WORK TO COMPLETE> All lines of the records below that contain the word "España" must be listed.

Dataset records of document pages
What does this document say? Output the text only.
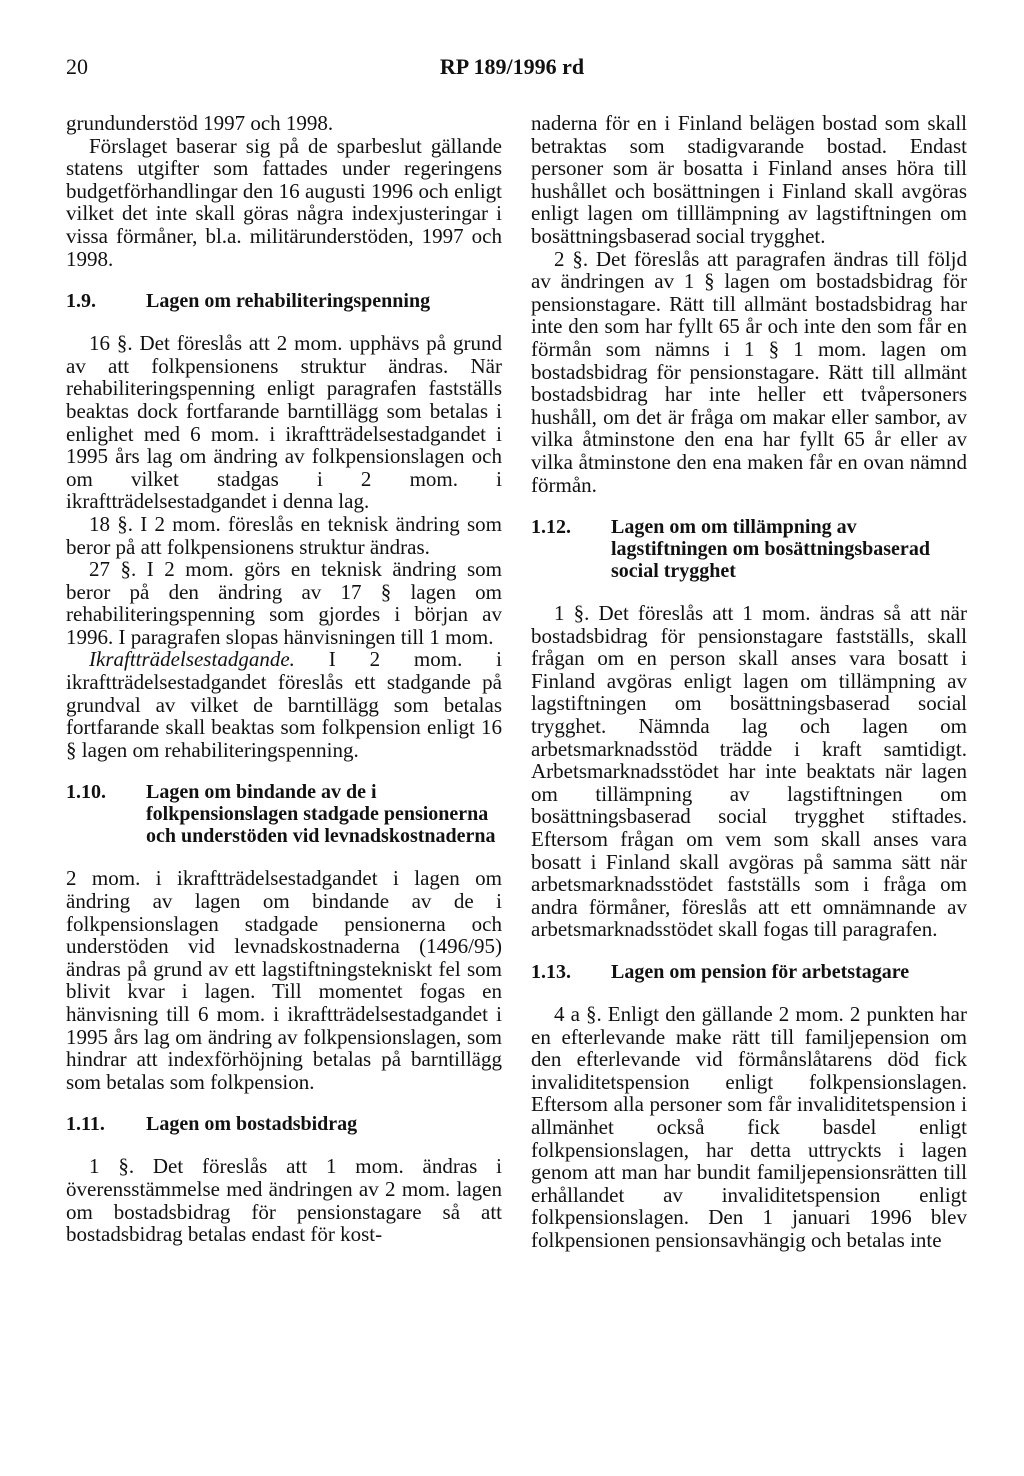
20	RP 189/1996 rd

grundunderstöd 1997 och 1998.

Förslaget baserar sig på de sparbeslut gällande statens utgifter som fattades under regeringens budgetförhandlingar den 16 augusti 1996 och enligt vilket det inte skall göras några indexjusteringar i vissa förmåner, bl.a. militärunderstöden, 1997 och 1998.

1.9.	Lagen om rehabiliteringspenning

16 §. Det föreslås att 2 mom. upphävs på grund av att folkpensionens struktur ändras. När rehabiliteringspenning enligt paragrafen fastställs beaktas dock fortfarande barntillägg som betalas i enlighet med 6 mom. i ikraftträdelsestadgandet i 1995 års lag om ändring av folkpensionslagen och om vilket stadgas i 2 mom. i ikraftträdelsestadgandet i denna lag.

18 §. I 2 mom. föreslås en teknisk ändring som beror på att folkpensionens struktur ändras.

27 §. I 2 mom. görs en teknisk ändring som beror på den ändring av 17 § lagen om rehabiliteringspenning som gjordes i början av 1996. I paragrafen slopas hänvisningen till 1 mom.

Ikraftträdelsestadgande. I 2 mom. i ikraftträdelsestadgandet föreslås ett stadgande på grundval av vilket de barntillägg som betalas fortfarande skall beaktas som folkpension enligt 16 § lagen om rehabiliteringspenning.

1.10.	Lagen om bindande av de i folkpensionslagen stadgade pensionerna och understöden vid levnadskostnaderna

2 mom. i ikraftträdelsestadgandet i lagen om ändring av lagen om bindande av de i folkpensionslagen stadgade pensionerna och understöden vid levnadskostnaderna (1496/95) ändras på grund av ett lagstiftningstekniskt fel som blivit kvar i lagen. Till momentet fogas en hänvisning till 6 mom. i ikraftträdelsestadgandet i 1995 års lag om ändring av folkpensionslagen, som hindrar att indexförhöjning betalas på barntillägg som betalas som folkpension.

1.11.	Lagen om bostadsbidrag

1 §. Det föreslås att 1 mom. ändras i överensstämmelse med ändringen av 2 mom. lagen om bostadsbidrag för pensionstagare så att bostadsbidrag betalas endast för kost-

naderna för en i Finland belägen bostad som skall betraktas som stadigvarande bostad. Endast personer som är bosatta i Finland anses höra till hushållet och bosättningen i Finland skall avgöras enligt lagen om tilllämpning av lagstiftningen om bosättningsbaserad social trygghet.

2 §. Det föreslås att paragrafen ändras till följd av ändringen av 1 § lagen om bostadsbidrag för pensionstagare. Rätt till allmänt bostadsbidrag har inte den som har fyllt 65 år och inte den som får en förmån som nämns i 1 § 1 mom. lagen om bostadsbidrag för pensionstagare. Rätt till allmänt bostadsbidrag har inte heller ett tvåpersoners hushåll, om det är fråga om makar eller sambor, av vilka åtminstone den ena har fyllt 65 år eller av vilka åtminstone den ena maken får en ovan nämnd förmån.

1.12.	Lagen om om tillämpning av lagstiftningen om bosättningsbaserad social trygghet

1 §. Det föreslås att 1 mom. ändras så att när bostadsbidrag för pensionstagare fastställs, skall frågan om en person skall anses vara bosatt i Finland avgöras enligt lagen om tillämpning av lagstiftningen om bosättningsbaserad social trygghet. Nämnda lag och lagen om arbetsmarknadsstöd trädde i kraft samtidigt. Arbetsmarknadsstödet har inte beaktats när lagen om tillämpning av lagstiftningen om bosättningsbaserad social trygghet stiftades. Eftersom frågan om vem som skall anses vara bosatt i Finland skall avgöras på samma sätt när arbetsmarknadsstödet fastställs som i fråga om andra förmåner, föreslås att ett omnämnande av arbetsmarknadsstödet skall fogas till paragrafen.

1.13.	Lagen om pension för arbetstagare

4 a §. Enligt den gällande 2 mom. 2 punkten har en efterlevande make rätt till familjepension om den efterlevande vid förmånslåtarens död fick invaliditetspension enligt folkpensionslagen. Eftersom alla personer som får invaliditetspension i allmänhet också fick basdel enligt folkpensionslagen, har detta uttryckts i lagen genom att man har bundit familjepensionsrätten till erhållandet av invaliditetspension enligt folkpensionslagen. Den 1 januari 1996 blev folkpensionen pensionsavhängig och betalas inte
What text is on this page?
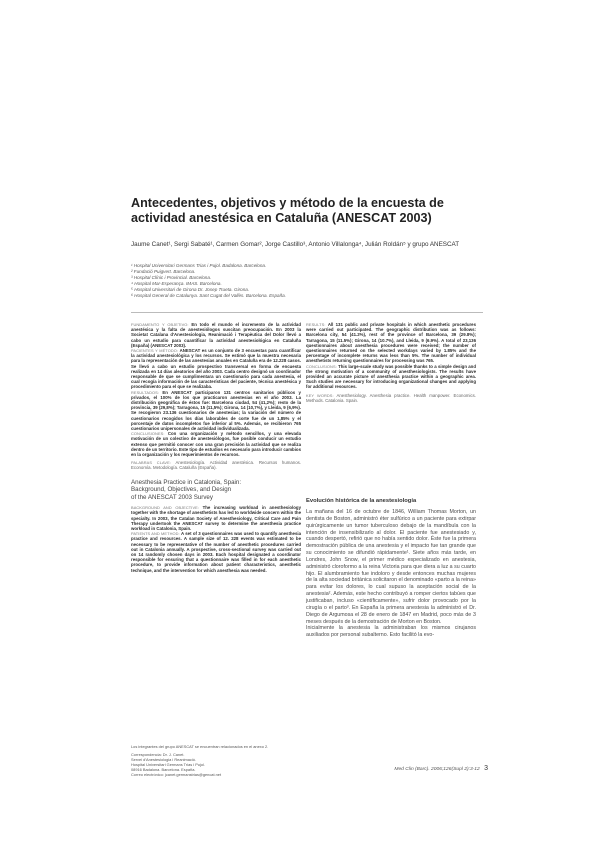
Antecedentes, objetivos y método de la encuesta de actividad anestésica en Cataluña (ANESCAT 2003)

Jaume Canet¹, Sergi Sabaté¹, Carmen Gomar², Jorge Castillo³, Antonio Villalonga⁴, Julián Roldán⁵ y grupo ANESCAT

¹ Hospital Universitari Germans Trias i Pujol. Badalona. Barcelona.
² Fundació Puigvert. Barcelona.
³ Hospital Clínic i Provincial. Barcelona.
⁴ Hospital Mar-Esperança. IMAS. Barcelona.
⁵ Hospital Universitari de Girona Dr. Josep Trueta. Girona.
⁶ Hospital General de Catalunya. Sant Cugat del Vallès. Barcelona. España.

FUNDAMENTO Y OBJETIVO: En todo el mundo el incremento de la actividad anestésica y la falta de anestesiólogos suscitan preocupación. En 2003 la Societat Catalana d'Anestesiologia, Reanimació i Terapèutica del Dolor llevó a cabo un estudio para cuantificar la actividad anestesiológica en Cataluña (España) (ANESCAT 2003).
PACIENTES Y MÉTODO: ANESCAT es un conjunto de 3 encuestas para cuantificar la actividad anestesiológica y los recursos. Se estimó que la muestra necesaria para la representación de las anestesias anuales en Cataluña era de 12.228 casos. Se llevó a cabo un estudio prospectivo transversal en forma de encuesta realizada en 14 días aleatorios del año 2003. Cada centro designó un coordinador responsable de que se cumplimentara un cuestionario para cada anestesia, el cual recogía información de las características del paciente, técnica anestésica y procedimiento para el que se realizaba.
RESULTADOS: En ANESCAT participaron 131 centros sanitarios públicos y privados, el 100% de los que practicaron anestesias en el año 2003. La distribución geográfica de éstos fue: Barcelona ciudad, 54 (41,2%); resto de la provincia, 39 (29,8%); Tarragona, 15 (11,5%); Girona, 14 (10,7%), y Lleida, 9 (6,9%). Se recogieron 23.136 cuestionarios de anestesias; la variación del número de cuestionarios recogidos los días laborables de corte fue de un 1,85% y el porcentaje de datos incompletos fue inferior al 5%. Además, se recibieron 765 cuestionarios unipersonales de actividad individualizada.
CONCLUSIONES: Con una organización y método sencillos, y una elevada motivación de un colectivo de anestesiólogos, fue posible conducir un estudio extenso que permitió conocer con una gran precisión la actividad que se realiza dentro de un territorio. Este tipo de estudios es necesario para introducir cambios en la organización y los requerimientos de recursos.

PALABRAS CLAVE: Anestesiología. Actividad anestésica. Recursos humanos. Economía. Metodología. Cataluña (España).

Anesthesia Practice in Catalonia, Spain:
Background, Objectives, and Design
of the ANESCAT 2003 Survey

BACKGROUND AND OBJECTIVE: The increasing workload in anesthesiology together with the shortage of anesthetists has led to worldwide concern within the specialty. In 2003, the Catalan Society of Anesthesiology, Critical Care and Pain Therapy undertook the ANESCAT survey to determine the anesthesia practice workload in Catalonia, Spain.
PATIENTS AND METHOD: A set of 3 questionnaires was used to quantify anesthesia practice and resources. A sample size of 12. 228 events was estimated to be necessary to be representative of the number of anesthetic procedures carried out in Catalonia annually. A prospective, cross-sectional survey was carried out on 14 randomly chosen days in 2003. Each hospital designated a coordinator responsible for ensuring that a questionnaire was filled in for each anesthetic procedure, to provide information about patient characteristics, anesthetic technique, and the intervention for which anesthesia was needed.

Los integrantes del grupo ANESCAT se encuentran relacionados en el anexo 2.

Correspondencia: Dr. J. Canet.

Servei d'Anestesiologia i Reanimació.

Hospital Universitari Germans Trias i Pujol.

08916 Badalona. Barcelona. España.

Correo electrónico: jcanet.germanstrias@gencat.net

RESULTS: All 131 public and private hospitals in which anesthetic procedures were carried out participated. The geographic distribution was as follows: Barcelona city, 54 (41.2%), rest of the province of Barcelona, 39 (29.8%); Tarragona, 15 (11.5%); Girona, 14 (10.7%), and Lleida, 9 (6.9%). A total of 23,136 questionnaires about anesthesia procedures were received; the number of questionnaires returned on the selected workdays varied by 1.85% and the percentage of incomplete returns was less than 5%. The number of individual anesthetists returning questionnaires for processing was 765.
CONCLUSIONS: This large-scale study was possible thanks to a simple design and the strong motivation of a community of anesthesiologists. The results have provided an accurate picture of anesthesia practice within a geographic area. Such studies are necessary for introducing organizational changes and applying for additional resources.

KEY WORDS: Anesthesiology. Anesthesia practice. Health manpower. Economics. Methods. Catalonia. Spain.

Evolución histórica de la anestesiología

La mañana del 16 de octubre de 1846, William Thomas Morton, un dentista de Boston, administró éter sulfúrico a un paciente para extirpar quirúrgicamente un tumor tuberculoso debajo de la mandíbula con la intención de insensibilizarlo al dolor. El paciente fue anestesiado y, cuando despertó, refirió que no había sentido dolor. Éste fue la primera demostración pública de una anestesia y el impacto fue tan grande que su conocimiento se difundió rápidamente¹. Siete años más tarde, en Londres, John Snow, el primer médico especializado en anestesia, administró cloroformo a la reina Victoria para que diera a luz a su cuarto hijo. El alumbramiento fue indoloro y desde entonces muchas mujeres de la alta sociedad británica solicitaron el denominado «parto a la reina» para evitar los dolores, lo cual supuso la aceptación social de la anestesia². Además, este hecho contribuyó a romper ciertos tabúes que justificaban, incluso «científicamente», sufrir dolor provocado por la cirugía o el parto³. En España la primera anestesia la administró el Dr. Diego de Argumosa el 28 de enero de 1847 en Madrid, poco más de 3 meses después de la demostración de Morton en Boston.

Inicialmente la anestesia la administraban los mismos cirujanos auxiliados por personal subalterno. Esto facilitó la evo-

Med Clin (Barc). 2006;126(Supl 2):3-12 3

RESULT BELOW>
⁶ Hospital General de Catalunya. Sant Cugat del Vallès. Barcelona. España.
FUNDAMENTO Y OBJETIVO: En todo el mundo el incremento de la actividad anestésica y la falta de anestesiólogos suscitan preocupación. En 2003 la Societat Catalana d'Anestesiologia, Reanimació i Terapèutica del Dolor llevó a cabo un estudio para cuantificar la actividad anestesiológica en Cataluña (España) (ANESCAT 2003).
PALABRAS CLAVE: Anestesiología. Actividad anestésica. Recursos humanos. Economía. Metodología. Cataluña (España).
08916 Badalona. Barcelona. España.
La mañana del 16 de octubre de 1846, William Thomas Morton, un dentista de Boston, administró éter sulfúrico a un paciente para extirpar quirúrgicamente un tumor tuberculoso debajo de la mandíbula con la intención de insensibilizarlo al dolor. El paciente fue anestesiado y, cuando despertó, refirió que no había sentido dolor. Éste fue la primera demostración pública de una anestesia y el impacto fue tan grande que su conocimiento se difundió rápidamente¹. Siete años más tarde, en Londres, John Snow, el primer médico especializado en anestesia, administró cloroformo a la reina Victoria para que diera a luz a su cuarto hijo. El alumbramiento fue indoloro y desde entonces muchas mujeres de la alta sociedad británica solicitaron el denominado «parto a la reina» para evitar los dolores, lo cual supuso la aceptación social de la anestesia². Además, este hecho contribuyó a romper ciertos tabúes que justificaban, incluso «científicamente», sufrir dolor provocado por la cirugía o el parto³. En España la primera anestesia la administró el Dr. Diego de Argumosa el 28 de enero de 1847 en Madrid, poco más de 3 meses después de la demostración de Morton en Boston.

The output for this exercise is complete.